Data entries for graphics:
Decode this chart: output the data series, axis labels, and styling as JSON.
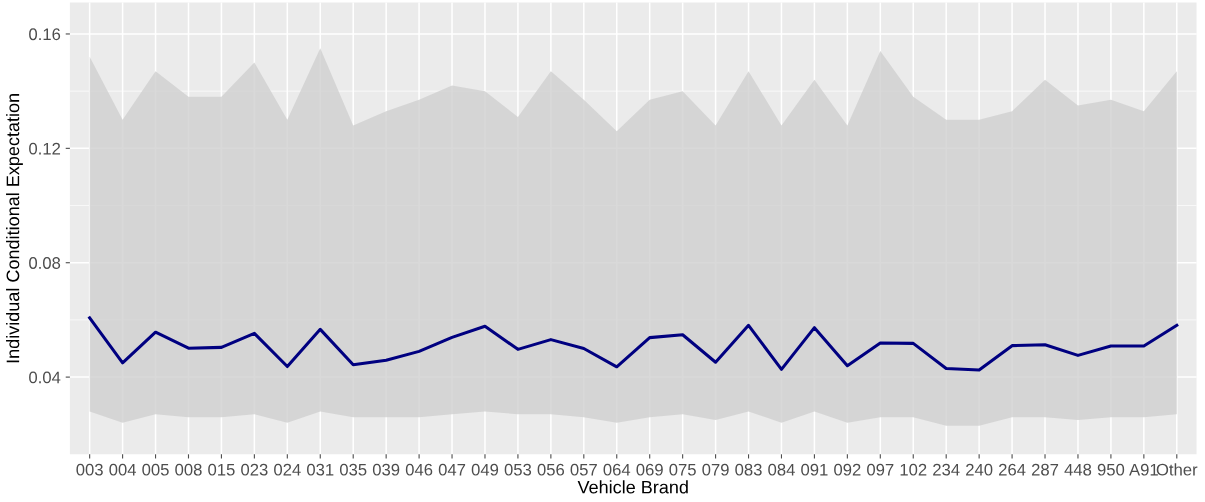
{
  "chart_data": {
    "type": "line",
    "xlabel": "Vehicle Brand",
    "ylabel": "Individual Conditional Expectation",
    "categories": [
      "003",
      "004",
      "005",
      "008",
      "015",
      "023",
      "024",
      "031",
      "035",
      "039",
      "046",
      "047",
      "049",
      "053",
      "056",
      "057",
      "064",
      "069",
      "075",
      "079",
      "083",
      "084",
      "091",
      "092",
      "097",
      "102",
      "234",
      "240",
      "264",
      "287",
      "448",
      "950",
      "A91",
      "Other"
    ],
    "series": [
      {
        "color": "#000080",
        "values": [
          0.0607,
          0.045,
          0.0557,
          0.0501,
          0.0504,
          0.0553,
          0.0437,
          0.0567,
          0.0443,
          0.0459,
          0.049,
          0.0539,
          0.0578,
          0.0497,
          0.0531,
          0.05,
          0.0436,
          0.0538,
          0.0548,
          0.0452,
          0.0581,
          0.0427,
          0.0573,
          0.044,
          0.0519,
          0.0518,
          0.043,
          0.0425,
          0.051,
          0.0513,
          0.0476,
          0.0509,
          0.0509,
          0.0581
        ],
        "lower": [
          0.028,
          0.024,
          0.027,
          0.026,
          0.026,
          0.027,
          0.024,
          0.028,
          0.026,
          0.026,
          0.026,
          0.027,
          0.028,
          0.027,
          0.027,
          0.026,
          0.024,
          0.026,
          0.027,
          0.025,
          0.028,
          0.024,
          0.028,
          0.024,
          0.026,
          0.026,
          0.023,
          0.023,
          0.026,
          0.026,
          0.025,
          0.026,
          0.026,
          0.027
        ],
        "upper": [
          0.152,
          0.13,
          0.147,
          0.138,
          0.138,
          0.15,
          0.13,
          0.155,
          0.128,
          0.133,
          0.137,
          0.142,
          0.14,
          0.131,
          0.147,
          0.137,
          0.126,
          0.137,
          0.14,
          0.128,
          0.147,
          0.128,
          0.144,
          0.128,
          0.154,
          0.138,
          0.13,
          0.13,
          0.133,
          0.144,
          0.135,
          0.137,
          0.133,
          0.147
        ]
      }
    ],
    "ylim": [
      0.013,
      0.171
    ],
    "yticks": [
      0.04,
      0.08,
      0.12,
      0.16
    ],
    "grid": true,
    "marker": "none",
    "line_style": "solid"
  }
}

• **OBJECTIVE**
Of the lines in this listing, report how many contain the string "series", and give the number only.

• **SOLUTION TO THIS PROBLEM**
2